> The exercise: Transcribe all of the material exactly, except for its pictures.
═══ Input for this task
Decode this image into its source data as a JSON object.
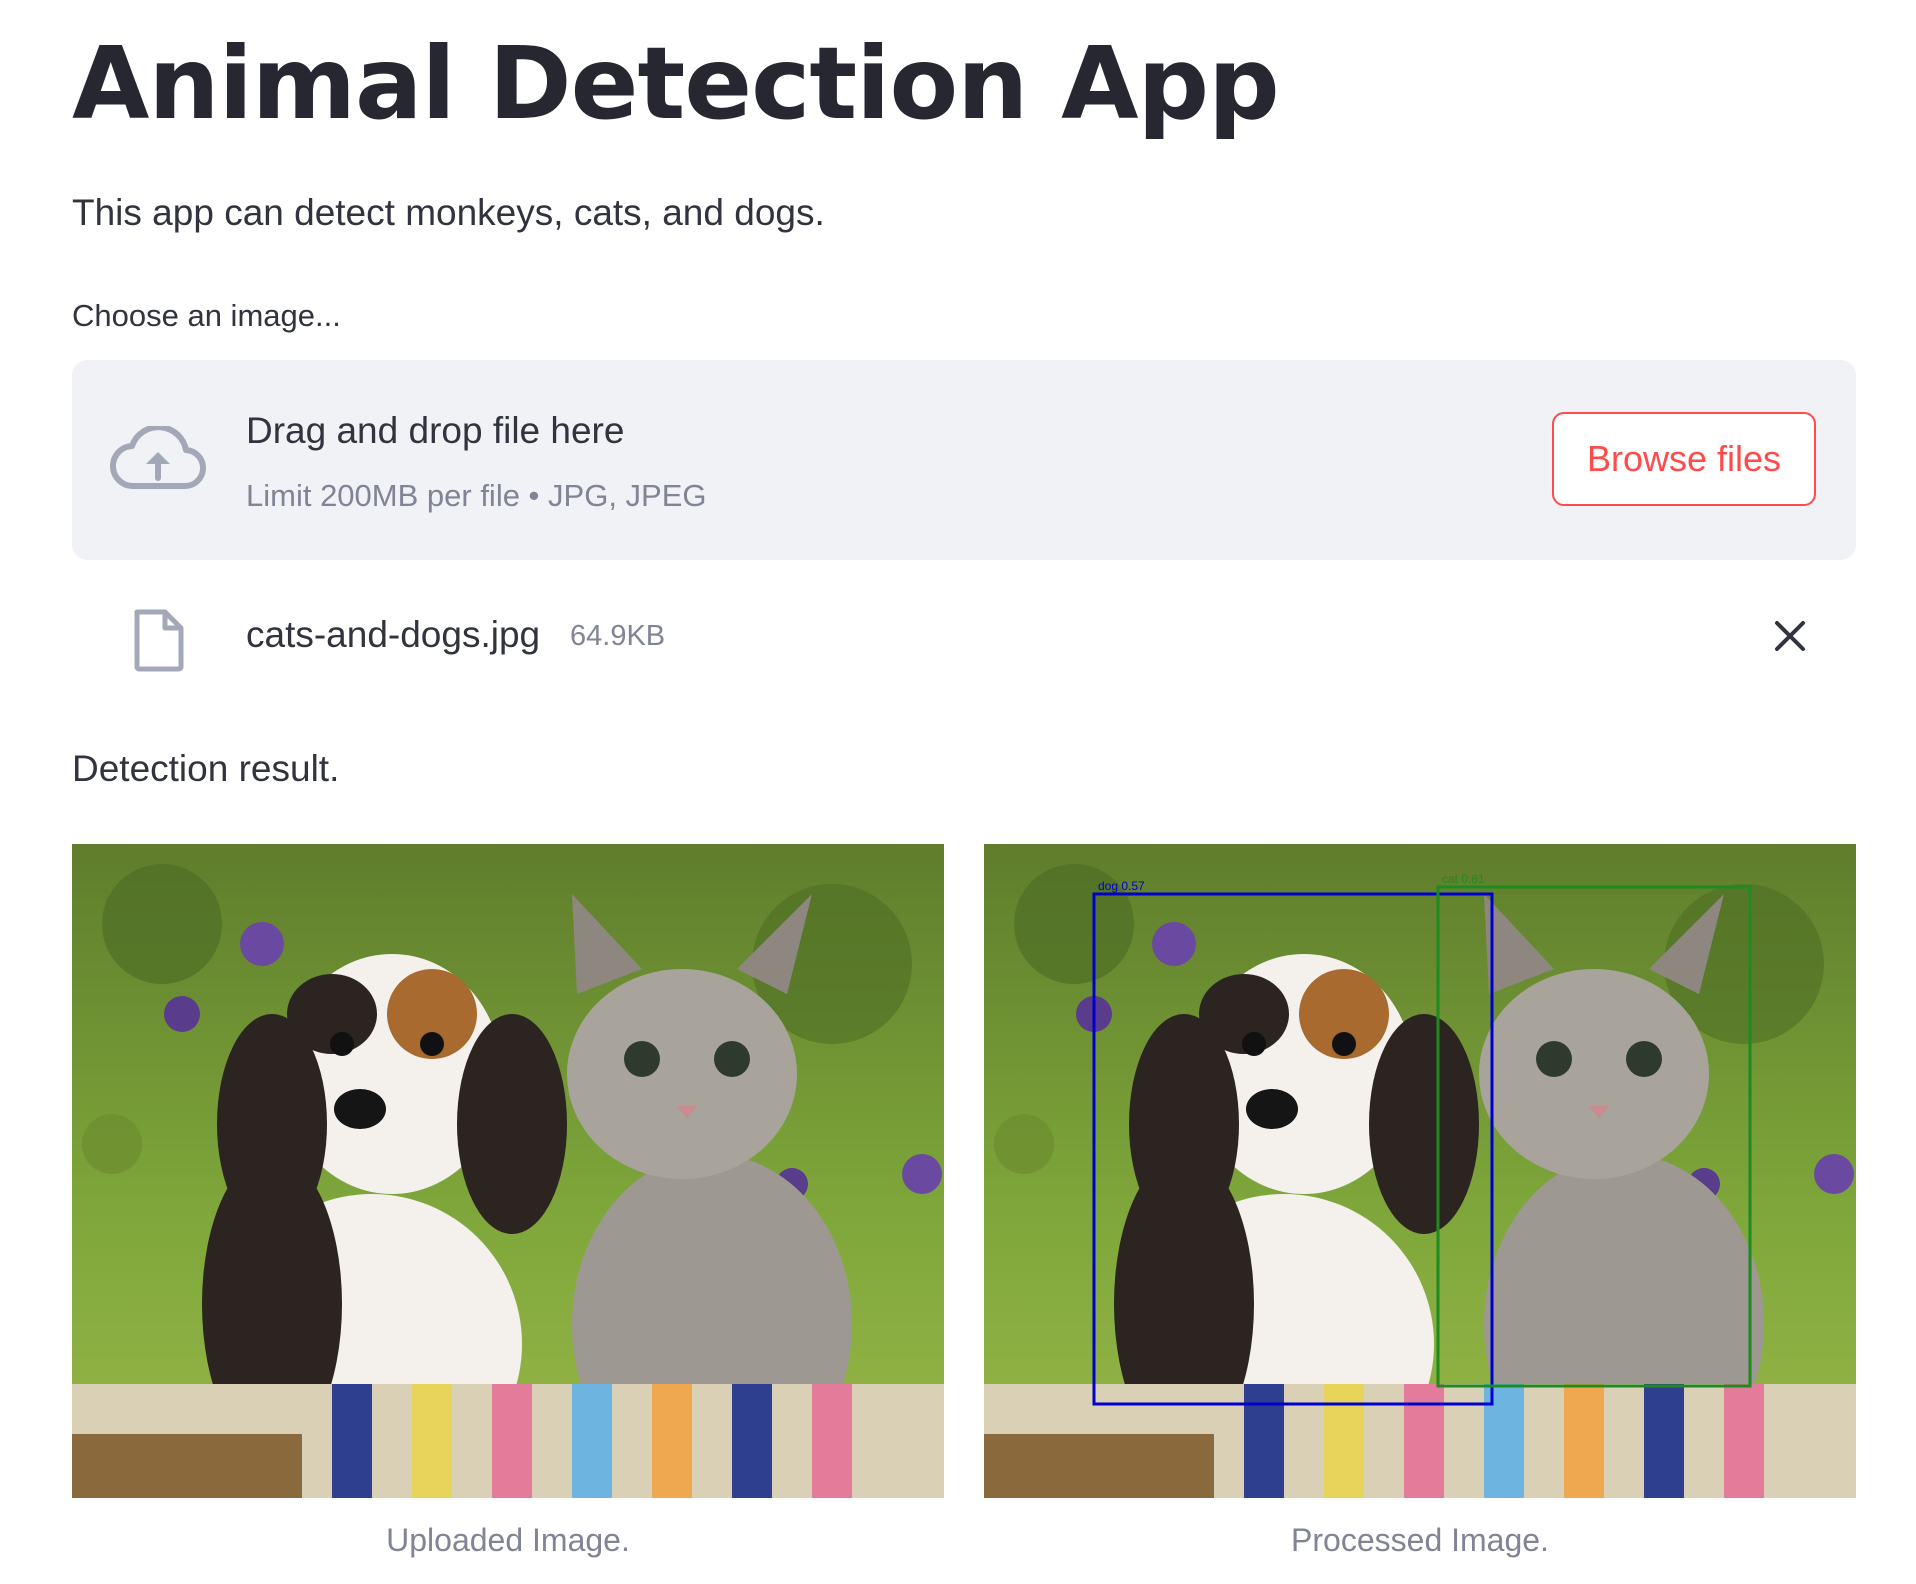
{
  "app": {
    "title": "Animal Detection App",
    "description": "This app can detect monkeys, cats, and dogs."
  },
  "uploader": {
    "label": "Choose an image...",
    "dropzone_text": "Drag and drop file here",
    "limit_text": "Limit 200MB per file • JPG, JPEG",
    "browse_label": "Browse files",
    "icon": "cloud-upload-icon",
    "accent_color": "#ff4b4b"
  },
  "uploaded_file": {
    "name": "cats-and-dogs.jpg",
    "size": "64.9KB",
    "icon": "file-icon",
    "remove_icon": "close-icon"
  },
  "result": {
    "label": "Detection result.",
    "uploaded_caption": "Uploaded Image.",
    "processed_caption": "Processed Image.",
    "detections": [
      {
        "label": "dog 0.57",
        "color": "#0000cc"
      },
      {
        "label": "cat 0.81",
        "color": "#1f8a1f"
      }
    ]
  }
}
══════
> Exercise output:
Decode this image into its source data as a JSON object.
{
  "app": {
    "title": "Animal Detection App",
    "description": "This app can detect monkeys, cats, and dogs."
  },
  "uploader": {
    "label": "Choose an image...",
    "dropzone_text": "Drag and drop file here",
    "limit_text": "Limit 200MB per file • JPG, JPEG",
    "browse_label": "Browse files",
    "icon": "cloud-upload-icon",
    "accent_color": "#ff4b4b"
  },
  "uploaded_file": {
    "name": "cats-and-dogs.jpg",
    "size": "64.9KB",
    "icon": "file-icon",
    "remove_icon": "close-icon"
  },
  "result": {
    "label": "Detection result.",
    "uploaded_caption": "Uploaded Image.",
    "processed_caption": "Processed Image.",
    "detections": [
      {
        "label": "dog 0.57",
        "color": "#0000cc"
      },
      {
        "label": "cat 0.81",
        "color": "#1f8a1f"
      }
    ]
  }
}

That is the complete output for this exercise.